Omit every picture while repeating the entries exactly.

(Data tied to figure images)
════════
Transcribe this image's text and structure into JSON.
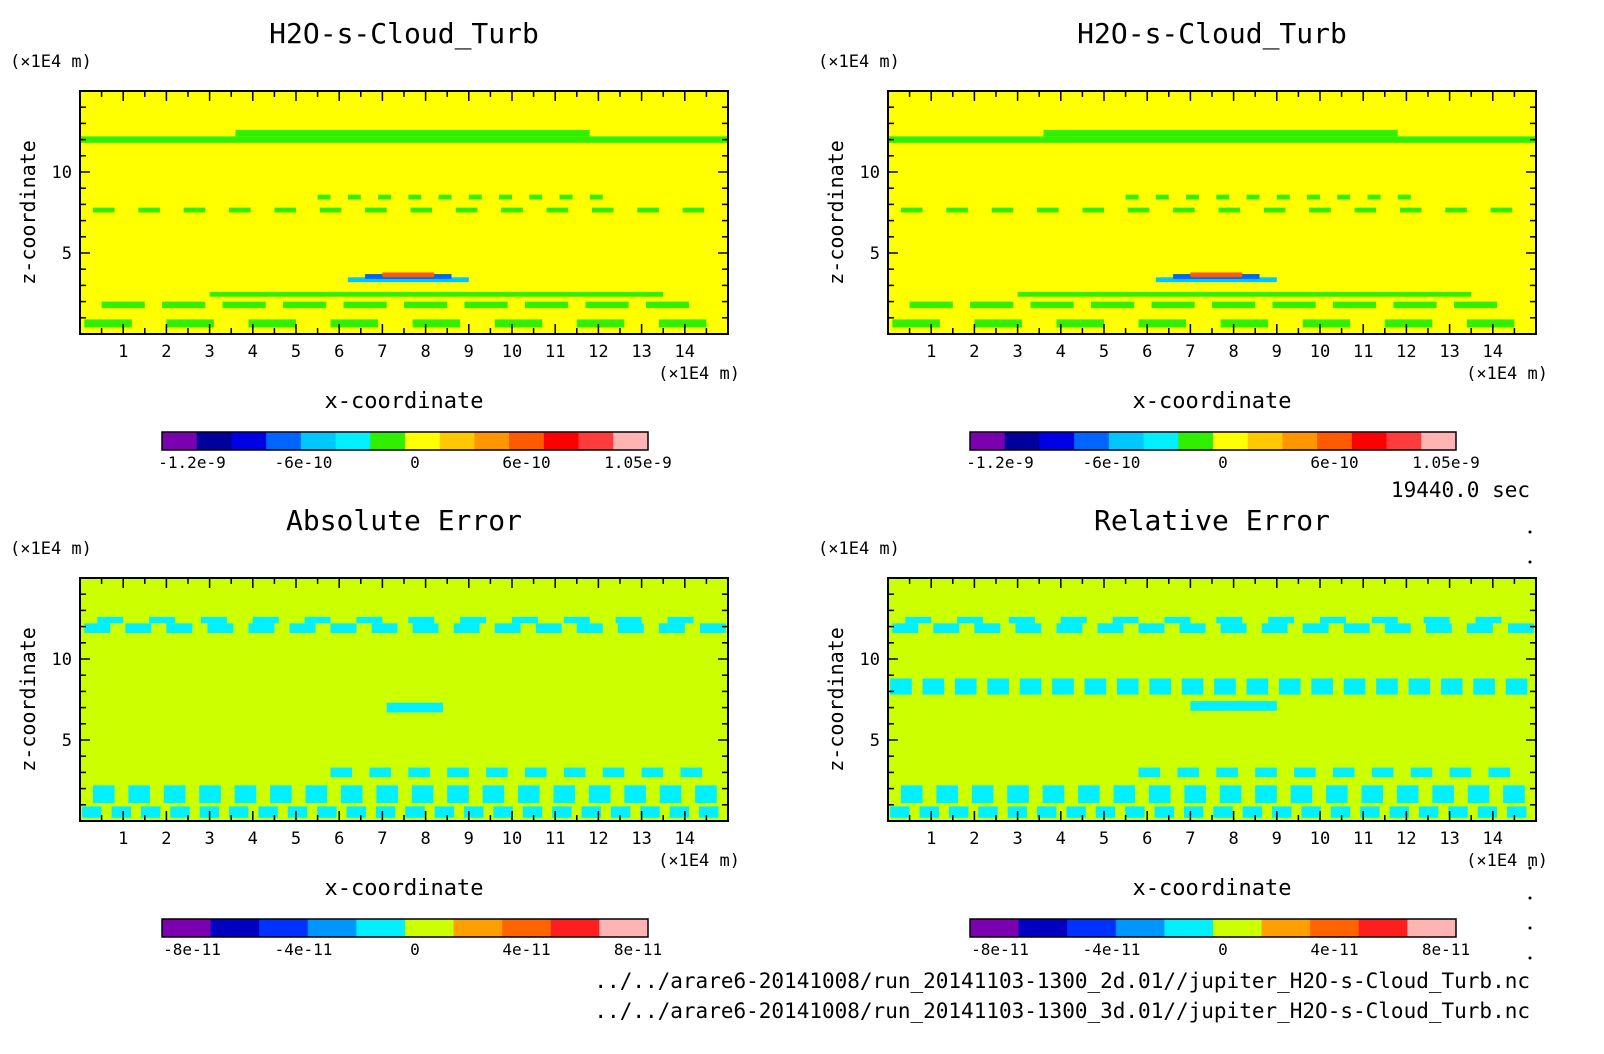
{
  "chart_data": [
    {
      "type": "heatmap",
      "title": "H2O-s-Cloud_Turb",
      "xlabel": "x-coordinate",
      "ylabel": "z-coordinate",
      "x_unit": "(×1E4 m)",
      "y_unit": "(×1E4 m)",
      "xlim": [
        0,
        15
      ],
      "ylim": [
        0,
        15
      ],
      "x_ticks": [
        1,
        2,
        3,
        4,
        5,
        6,
        7,
        8,
        9,
        10,
        11,
        12,
        13,
        14
      ],
      "y_ticks": [
        5,
        10
      ],
      "background_color": "#ffff00",
      "colorbar": {
        "colors": [
          "#7a00b0",
          "#00009a",
          "#0000e6",
          "#0064ff",
          "#00c8ff",
          "#00f0ff",
          "#30f000",
          "#ffff00",
          "#ffc800",
          "#ff9600",
          "#ff5a00",
          "#ff0000",
          "#ff3c3c",
          "#ffb4b4"
        ],
        "tick_labels": [
          "-1.2e-9",
          "-6e-10",
          "0",
          "6e-10",
          "1.05e-9"
        ]
      }
    },
    {
      "type": "heatmap",
      "title": "H2O-s-Cloud_Turb",
      "xlabel": "x-coordinate",
      "ylabel": "z-coordinate",
      "x_unit": "(×1E4 m)",
      "y_unit": "(×1E4 m)",
      "xlim": [
        0,
        15
      ],
      "ylim": [
        0,
        15
      ],
      "x_ticks": [
        1,
        2,
        3,
        4,
        5,
        6,
        7,
        8,
        9,
        10,
        11,
        12,
        13,
        14
      ],
      "y_ticks": [
        5,
        10
      ],
      "background_color": "#ffff00",
      "colorbar": {
        "colors": [
          "#7a00b0",
          "#00009a",
          "#0000e6",
          "#0064ff",
          "#00c8ff",
          "#00f0ff",
          "#30f000",
          "#ffff00",
          "#ffc800",
          "#ff9600",
          "#ff5a00",
          "#ff0000",
          "#ff3c3c",
          "#ffb4b4"
        ],
        "tick_labels": [
          "-1.2e-9",
          "-6e-10",
          "0",
          "6e-10",
          "1.05e-9"
        ]
      }
    },
    {
      "type": "heatmap",
      "title": "Absolute Error",
      "xlabel": "x-coordinate",
      "ylabel": "z-coordinate",
      "x_unit": "(×1E4 m)",
      "y_unit": "(×1E4 m)",
      "xlim": [
        0,
        15
      ],
      "ylim": [
        0,
        15
      ],
      "x_ticks": [
        1,
        2,
        3,
        4,
        5,
        6,
        7,
        8,
        9,
        10,
        11,
        12,
        13,
        14
      ],
      "y_ticks": [
        5,
        10
      ],
      "background_color": "#ccff00",
      "colorbar": {
        "colors": [
          "#7a00b0",
          "#0000c0",
          "#0032ff",
          "#0096ff",
          "#00f0ff",
          "#ccff00",
          "#ffa000",
          "#ff6400",
          "#ff1e1e",
          "#ffb4b4"
        ],
        "tick_labels": [
          "-8e-11",
          "-4e-11",
          "0",
          "4e-11",
          "8e-11"
        ]
      }
    },
    {
      "type": "heatmap",
      "title": "Relative Error",
      "xlabel": "x-coordinate",
      "ylabel": "z-coordinate",
      "x_unit": "(×1E4 m)",
      "y_unit": "(×1E4 m)",
      "xlim": [
        0,
        15
      ],
      "ylim": [
        0,
        15
      ],
      "x_ticks": [
        1,
        2,
        3,
        4,
        5,
        6,
        7,
        8,
        9,
        10,
        11,
        12,
        13,
        14
      ],
      "y_ticks": [
        5,
        10
      ],
      "background_color": "#ccff00",
      "colorbar": {
        "colors": [
          "#7a00b0",
          "#0000c0",
          "#0032ff",
          "#0096ff",
          "#00f0ff",
          "#ccff00",
          "#ffa000",
          "#ff6400",
          "#ff1e1e",
          "#ffb4b4"
        ],
        "tick_labels": [
          "-8e-11",
          "-4e-11",
          "0",
          "4e-11",
          "8e-11"
        ]
      }
    }
  ],
  "time_label": "19440.0 sec",
  "file_paths": [
    "../../arare6-20141008/run_20141103-1300_2d.01//jupiter_H2O-s-Cloud_Turb.nc",
    "../../arare6-20141008/run_20141103-1300_3d.01//jupiter_H2O-s-Cloud_Turb.nc"
  ]
}
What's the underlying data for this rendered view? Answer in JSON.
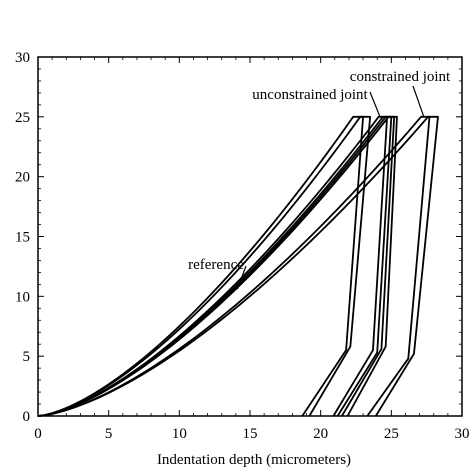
{
  "chart_data": {
    "type": "line",
    "xlabel": "Indentation depth (micrometers)",
    "ylabel": "",
    "xlim": [
      0,
      30
    ],
    "ylim": [
      0,
      30
    ],
    "x_ticks": [
      0,
      5,
      10,
      15,
      20,
      25,
      30
    ],
    "y_ticks": [
      0,
      5,
      10,
      15,
      20,
      25,
      30
    ],
    "x_tick_labels": [
      "0",
      "5",
      "10",
      "15",
      "20",
      "25",
      "30"
    ],
    "y_tick_labels": [
      "0",
      "5",
      "10",
      "15",
      "20",
      "25",
      "30"
    ],
    "grid": false,
    "legend": "none",
    "annotations": [
      {
        "text": "constrained joint",
        "target_x": 27.3,
        "target_y": 25
      },
      {
        "text": "unconstrained joint",
        "target_x": 24.2,
        "target_y": 25
      },
      {
        "text": "reference",
        "target_x": 14.1,
        "target_y": 10.6
      }
    ],
    "series": [
      {
        "max_depth": 22.3,
        "hold_depth": 23.0,
        "peak_load": 25,
        "knee_depth": 21.8,
        "knee_load": 5.5,
        "residual_depth": 18.7
      },
      {
        "max_depth": 22.8,
        "hold_depth": 23.5,
        "peak_load": 25,
        "knee_depth": 22.1,
        "knee_load": 5.8,
        "residual_depth": 19.2
      },
      {
        "max_depth": 24.1,
        "hold_depth": 24.7,
        "peak_load": 25,
        "knee_depth": 23.7,
        "knee_load": 5.5,
        "residual_depth": 20.9
      },
      {
        "max_depth": 24.4,
        "hold_depth": 25.0,
        "peak_load": 25,
        "knee_depth": 24.0,
        "knee_load": 5.3,
        "residual_depth": 21.2
      },
      {
        "max_depth": 24.6,
        "hold_depth": 25.2,
        "peak_load": 25,
        "knee_depth": 24.3,
        "knee_load": 5.6,
        "residual_depth": 21.5
      },
      {
        "max_depth": 24.8,
        "hold_depth": 25.4,
        "peak_load": 25,
        "knee_depth": 24.6,
        "knee_load": 5.8,
        "residual_depth": 21.9
      },
      {
        "max_depth": 27.1,
        "hold_depth": 27.7,
        "peak_load": 25,
        "knee_depth": 26.2,
        "knee_load": 4.8,
        "residual_depth": 23.3
      },
      {
        "max_depth": 27.6,
        "hold_depth": 28.3,
        "peak_load": 25,
        "knee_depth": 26.6,
        "knee_load": 5.2,
        "residual_depth": 23.9
      }
    ]
  }
}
════════
Finished task ▸
Transcribe this image's text and structure into JSON.
{
  "chart_data": [
    {
      "type": "heatmap",
      "title": "H2O-s-Cloud_Turb",
      "xlabel": "x-coordinate",
      "ylabel": "z-coordinate",
      "x_unit": "(×1E4 m)",
      "y_unit": "(×1E4 m)",
      "xlim": [
        0,
        15
      ],
      "ylim": [
        0,
        15
      ],
      "x_ticks": [
        1,
        2,
        3,
        4,
        5,
        6,
        7,
        8,
        9,
        10,
        11,
        12,
        13,
        14
      ],
      "y_ticks": [
        5,
        10
      ],
      "background_color": "#ffff00",
      "colorbar": {
        "colors": [
          "#7a00b0",
          "#00009a",
          "#0000e6",
          "#0064ff",
          "#00c8ff",
          "#00f0ff",
          "#30f000",
          "#ffff00",
          "#ffc800",
          "#ff9600",
          "#ff5a00",
          "#ff0000",
          "#ff3c3c",
          "#ffb4b4"
        ],
        "tick_labels": [
          "-1.2e-9",
          "-6e-10",
          "0",
          "6e-10",
          "1.05e-9"
        ]
      }
    },
    {
      "type": "heatmap",
      "title": "H2O-s-Cloud_Turb",
      "xlabel": "x-coordinate",
      "ylabel": "z-coordinate",
      "x_unit": "(×1E4 m)",
      "y_unit": "(×1E4 m)",
      "xlim": [
        0,
        15
      ],
      "ylim": [
        0,
        15
      ],
      "x_ticks": [
        1,
        2,
        3,
        4,
        5,
        6,
        7,
        8,
        9,
        10,
        11,
        12,
        13,
        14
      ],
      "y_ticks": [
        5,
        10
      ],
      "background_color": "#ffff00",
      "colorbar": {
        "colors": [
          "#7a00b0",
          "#00009a",
          "#0000e6",
          "#0064ff",
          "#00c8ff",
          "#00f0ff",
          "#30f000",
          "#ffff00",
          "#ffc800",
          "#ff9600",
          "#ff5a00",
          "#ff0000",
          "#ff3c3c",
          "#ffb4b4"
        ],
        "tick_labels": [
          "-1.2e-9",
          "-6e-10",
          "0",
          "6e-10",
          "1.05e-9"
        ]
      }
    },
    {
      "type": "heatmap",
      "title": "Absolute Error",
      "xlabel": "x-coordinate",
      "ylabel": "z-coordinate",
      "x_unit": "(×1E4 m)",
      "y_unit": "(×1E4 m)",
      "xlim": [
        0,
        15
      ],
      "ylim": [
        0,
        15
      ],
      "x_ticks": [
        1,
        2,
        3,
        4,
        5,
        6,
        7,
        8,
        9,
        10,
        11,
        12,
        13,
        14
      ],
      "y_ticks": [
        5,
        10
      ],
      "background_color": "#ccff00",
      "colorbar": {
        "colors": [
          "#7a00b0",
          "#0000c0",
          "#0032ff",
          "#0096ff",
          "#00f0ff",
          "#ccff00",
          "#ffa000",
          "#ff6400",
          "#ff1e1e",
          "#ffb4b4"
        ],
        "tick_labels": [
          "-8e-11",
          "-4e-11",
          "0",
          "4e-11",
          "8e-11"
        ]
      }
    },
    {
      "type": "heatmap",
      "title": "Relative Error",
      "xlabel": "x-coordinate",
      "ylabel": "z-coordinate",
      "x_unit": "(×1E4 m)",
      "y_unit": "(×1E4 m)",
      "xlim": [
        0,
        15
      ],
      "ylim": [
        0,
        15
      ],
      "x_ticks": [
        1,
        2,
        3,
        4,
        5,
        6,
        7,
        8,
        9,
        10,
        11,
        12,
        13,
        14
      ],
      "y_ticks": [
        5,
        10
      ],
      "background_color": "#ccff00",
      "colorbar": {
        "colors": [
          "#7a00b0",
          "#0000c0",
          "#0032ff",
          "#0096ff",
          "#00f0ff",
          "#ccff00",
          "#ffa000",
          "#ff6400",
          "#ff1e1e",
          "#ffb4b4"
        ],
        "tick_labels": [
          "-8e-11",
          "-4e-11",
          "0",
          "4e-11",
          "8e-11"
        ]
      }
    }
  ],
  "time_label": "19440.0 sec",
  "file_paths": [
    "../../arare6-20141008/run_20141103-1300_2d.01//jupiter_H2O-s-Cloud_Turb.nc",
    "../../arare6-20141008/run_20141103-1300_3d.01//jupiter_H2O-s-Cloud_Turb.nc"
  ]
}
What's the underlying data for this rendered view? Answer in JSON.
{
  "chart_data": {
    "type": "line",
    "xlabel": "Indentation depth (micrometers)",
    "ylabel": "",
    "xlim": [
      0,
      30
    ],
    "ylim": [
      0,
      30
    ],
    "x_ticks": [
      0,
      5,
      10,
      15,
      20,
      25,
      30
    ],
    "y_ticks": [
      0,
      5,
      10,
      15,
      20,
      25,
      30
    ],
    "x_tick_labels": [
      "0",
      "5",
      "10",
      "15",
      "20",
      "25",
      "30"
    ],
    "y_tick_labels": [
      "0",
      "5",
      "10",
      "15",
      "20",
      "25",
      "30"
    ],
    "grid": false,
    "legend": "none",
    "annotations": [
      {
        "text": "constrained joint",
        "target_x": 27.3,
        "target_y": 25
      },
      {
        "text": "unconstrained joint",
        "target_x": 24.2,
        "target_y": 25
      },
      {
        "text": "reference",
        "target_x": 14.1,
        "target_y": 10.6
      }
    ],
    "series": [
      {
        "max_depth": 22.3,
        "hold_depth": 23.0,
        "peak_load": 25,
        "knee_depth": 21.8,
        "knee_load": 5.5,
        "residual_depth": 18.7
      },
      {
        "max_depth": 22.8,
        "hold_depth": 23.5,
        "peak_load": 25,
        "knee_depth": 22.1,
        "knee_load": 5.8,
        "residual_depth": 19.2
      },
      {
        "max_depth": 24.1,
        "hold_depth": 24.7,
        "peak_load": 25,
        "knee_depth": 23.7,
        "knee_load": 5.5,
        "residual_depth": 20.9
      },
      {
        "max_depth": 24.4,
        "hold_depth": 25.0,
        "peak_load": 25,
        "knee_depth": 24.0,
        "knee_load": 5.3,
        "residual_depth": 21.2
      },
      {
        "max_depth": 24.6,
        "hold_depth": 25.2,
        "peak_load": 25,
        "knee_depth": 24.3,
        "knee_load": 5.6,
        "residual_depth": 21.5
      },
      {
        "max_depth": 24.8,
        "hold_depth": 25.4,
        "peak_load": 25,
        "knee_depth": 24.6,
        "knee_load": 5.8,
        "residual_depth": 21.9
      },
      {
        "max_depth": 27.1,
        "hold_depth": 27.7,
        "peak_load": 25,
        "knee_depth": 26.2,
        "knee_load": 4.8,
        "residual_depth": 23.3
      },
      {
        "max_depth": 27.6,
        "hold_depth": 28.3,
        "peak_load": 25,
        "knee_depth": 26.6,
        "knee_load": 5.2,
        "residual_depth": 23.9
      }
    ]
  }
}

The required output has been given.